Text:
☆ ☆ ☆ ☆
Our conversation with him was one of those easy ones—talking sports, art, taste, embedded history, the grind of trying to be the best, and building something of your own while raising young kids.
So, here’s our sit-down with Tyrrell.
PS — huge shouts to Luke Steppey for all the beautiful shots for this editorial.
What was your background like growing up, and how did you first get into art?
I grew up in Orange County, California. My Dad is a pastor, and my Mom is a high school art teacher. My main interests growing up were skateboarding and playing basketball.
As an adolescent my taste developed thru a gamut of things including everything I absorbed through skateboarding (style in general, the way skateboarders I looked up to carried themselves, board and t-shirt graphics, partying, drinking, drugs), watching ESPN early in the morning before school, Slam Magazine, Thrasher, The Source, 411 Video Mail, and going to skate demos.
My sister and I were both encouraged to make art by our Mom from a very early age but it was something that I kept relatively private until my early 20s.
I didn’t grow up wanting to be an artist. I grew up wanting to be famous, a lot of people think that is gross but its just me — I’ve always known I would be a star (and for the record I’ve barely scratched the surface) — mind you when I was young I thought it would be through skateboarding or basketball, and in a strange way it is — these two sports have informed my art in ways that I am still uncovering.
☆ ☆ ☆ ☆
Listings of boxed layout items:
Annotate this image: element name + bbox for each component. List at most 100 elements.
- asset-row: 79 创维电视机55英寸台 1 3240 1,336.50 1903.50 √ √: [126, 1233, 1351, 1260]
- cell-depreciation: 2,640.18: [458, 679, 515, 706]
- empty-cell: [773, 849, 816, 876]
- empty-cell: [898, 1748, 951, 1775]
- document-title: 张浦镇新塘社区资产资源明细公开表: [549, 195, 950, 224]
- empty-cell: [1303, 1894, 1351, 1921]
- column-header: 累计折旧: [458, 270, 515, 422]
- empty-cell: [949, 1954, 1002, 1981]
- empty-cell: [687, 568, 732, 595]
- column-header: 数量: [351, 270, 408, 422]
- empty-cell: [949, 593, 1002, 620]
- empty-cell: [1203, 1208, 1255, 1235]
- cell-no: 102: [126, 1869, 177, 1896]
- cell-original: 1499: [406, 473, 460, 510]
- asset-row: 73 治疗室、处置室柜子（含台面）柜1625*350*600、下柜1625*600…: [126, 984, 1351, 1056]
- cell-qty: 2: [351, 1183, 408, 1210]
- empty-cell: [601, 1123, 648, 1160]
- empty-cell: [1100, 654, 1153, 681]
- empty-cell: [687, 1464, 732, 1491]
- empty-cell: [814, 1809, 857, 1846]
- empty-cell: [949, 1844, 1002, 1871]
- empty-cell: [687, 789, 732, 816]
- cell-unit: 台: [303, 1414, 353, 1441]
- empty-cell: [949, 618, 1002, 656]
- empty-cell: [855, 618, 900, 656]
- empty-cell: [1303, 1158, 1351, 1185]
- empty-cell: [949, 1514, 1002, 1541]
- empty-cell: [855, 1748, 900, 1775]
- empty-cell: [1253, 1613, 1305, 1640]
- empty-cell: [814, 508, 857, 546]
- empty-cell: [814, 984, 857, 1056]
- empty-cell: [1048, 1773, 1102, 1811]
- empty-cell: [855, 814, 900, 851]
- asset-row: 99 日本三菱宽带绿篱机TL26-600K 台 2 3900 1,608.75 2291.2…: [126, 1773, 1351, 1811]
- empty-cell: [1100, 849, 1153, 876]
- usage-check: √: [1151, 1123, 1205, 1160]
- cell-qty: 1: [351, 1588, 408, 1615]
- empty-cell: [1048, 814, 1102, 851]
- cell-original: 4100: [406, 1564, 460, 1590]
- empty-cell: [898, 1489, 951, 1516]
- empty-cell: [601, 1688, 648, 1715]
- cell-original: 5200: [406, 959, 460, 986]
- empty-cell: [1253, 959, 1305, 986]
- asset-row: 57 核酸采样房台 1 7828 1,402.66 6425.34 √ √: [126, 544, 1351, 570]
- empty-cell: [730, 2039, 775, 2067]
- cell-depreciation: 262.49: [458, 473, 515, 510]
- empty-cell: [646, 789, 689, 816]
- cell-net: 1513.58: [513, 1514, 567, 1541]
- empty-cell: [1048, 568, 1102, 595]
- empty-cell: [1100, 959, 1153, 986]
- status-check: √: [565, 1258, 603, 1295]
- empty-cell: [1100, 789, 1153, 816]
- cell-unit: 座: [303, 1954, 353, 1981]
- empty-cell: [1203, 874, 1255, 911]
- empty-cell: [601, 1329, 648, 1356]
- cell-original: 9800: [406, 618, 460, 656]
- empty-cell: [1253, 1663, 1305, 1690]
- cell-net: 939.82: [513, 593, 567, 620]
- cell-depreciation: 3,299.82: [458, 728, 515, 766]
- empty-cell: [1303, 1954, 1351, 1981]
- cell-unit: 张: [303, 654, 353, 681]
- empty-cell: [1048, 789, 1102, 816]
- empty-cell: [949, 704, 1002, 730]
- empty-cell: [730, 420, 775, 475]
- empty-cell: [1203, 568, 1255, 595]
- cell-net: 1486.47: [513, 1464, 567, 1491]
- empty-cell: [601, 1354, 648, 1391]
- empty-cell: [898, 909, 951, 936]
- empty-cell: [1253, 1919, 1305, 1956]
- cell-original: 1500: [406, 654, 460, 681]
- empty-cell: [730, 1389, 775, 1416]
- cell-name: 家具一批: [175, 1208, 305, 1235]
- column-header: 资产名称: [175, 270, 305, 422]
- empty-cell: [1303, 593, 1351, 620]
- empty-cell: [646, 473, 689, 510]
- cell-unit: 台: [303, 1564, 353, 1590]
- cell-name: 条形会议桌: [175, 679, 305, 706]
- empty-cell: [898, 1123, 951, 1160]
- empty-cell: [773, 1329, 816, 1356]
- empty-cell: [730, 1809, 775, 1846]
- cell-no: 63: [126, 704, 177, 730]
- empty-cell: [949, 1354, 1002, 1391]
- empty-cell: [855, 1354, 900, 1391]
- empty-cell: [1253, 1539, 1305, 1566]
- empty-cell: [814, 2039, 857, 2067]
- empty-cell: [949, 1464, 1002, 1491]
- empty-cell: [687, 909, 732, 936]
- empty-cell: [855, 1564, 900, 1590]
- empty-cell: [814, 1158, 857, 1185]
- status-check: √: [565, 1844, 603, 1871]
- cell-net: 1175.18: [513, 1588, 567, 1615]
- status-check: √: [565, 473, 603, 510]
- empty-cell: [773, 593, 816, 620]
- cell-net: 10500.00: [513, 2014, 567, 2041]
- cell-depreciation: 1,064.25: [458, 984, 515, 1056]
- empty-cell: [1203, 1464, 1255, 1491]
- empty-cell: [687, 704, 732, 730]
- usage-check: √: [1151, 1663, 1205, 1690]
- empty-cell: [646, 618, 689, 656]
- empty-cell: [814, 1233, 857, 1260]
☆ ☆ ☆ ☆
Challenge A: Write out the passage of the interview text verbatim, starting at "My sister and" and ending at "my early 20s.".
Challenge B: Continue the interview with Tyrrell from where it stops, writing what comes next.

Result A:
My sister and I were both encouraged to make art by our Mom from a very early age but it was something that I kept relatively private until my early 20s.

Result B:
Fast forward, I moved to New York City right after I turned 21. I needed to get out of Orange County, California. I felt stagnant. I found a small liberal arts school on Staten Island called Wagner College that I transferred to, and towards graduation, this was where I decided in a very matter-of-fact way that I was going to be an artist.
The decision was a bit of a slow burn — I majored in Arts Administration, which is a degree in the business side of art. It was interesting to see behind the curtain of the art world — meeting gallery directors, going to auction houses, but it was too stuffy to me — I was drawn to the artists.
I had a few professors who were passionate about contemporary art and what was happening in NYC at the time — they put me on to the first artists that I can say I fell in love with — Dash Snow, Dan Colen, and Nate Lowman.
This whole Post 9/11 art scene jolted me to my core. I took a deep dive into art history and started planning how I intended to make my name in the art world.
Where did the idea of turning found objects into art come from?
I graduated college in 2008, no one was hiring — I was working in real estate doing apartment rentals with Century21 in Midtown and working at Urban Outfitters on the Upper West Side.
All the while, I was making these very small and derivative Dash Snow/Dada-esque collages in those black and white Mead composition books you can get from CVS or Walgreens for a couple bucks.
My first collages always looked a little too polished to me as I was just cutting up magazines that I’d buy. I had no money for art supplies so I started sourcing materials — old newspapers, wood scraps, sheets of paper in gutters — anything that was free on the street.
I became obsessed with these found materials, they all had an embedded history, which is when nature/other people’s hands and energy become a part of the work.
When you’re working with materials like acrylic on canvas (or used basketballs and plastic) how do you decide your approach for each piece?
It’s less about the approach to each piece and more about how all of the pieces from seemingly disparate bodies of work can work together and talk to each other.
Everything I work with or do revolves around the pillar of my practice embedded history.
Furthermore — I take art history, sports history and of the moment pop culture and through it, inject myself into these worlds.
Sports are clearly a constant in your art. What parallels do you see between sports and the creative process?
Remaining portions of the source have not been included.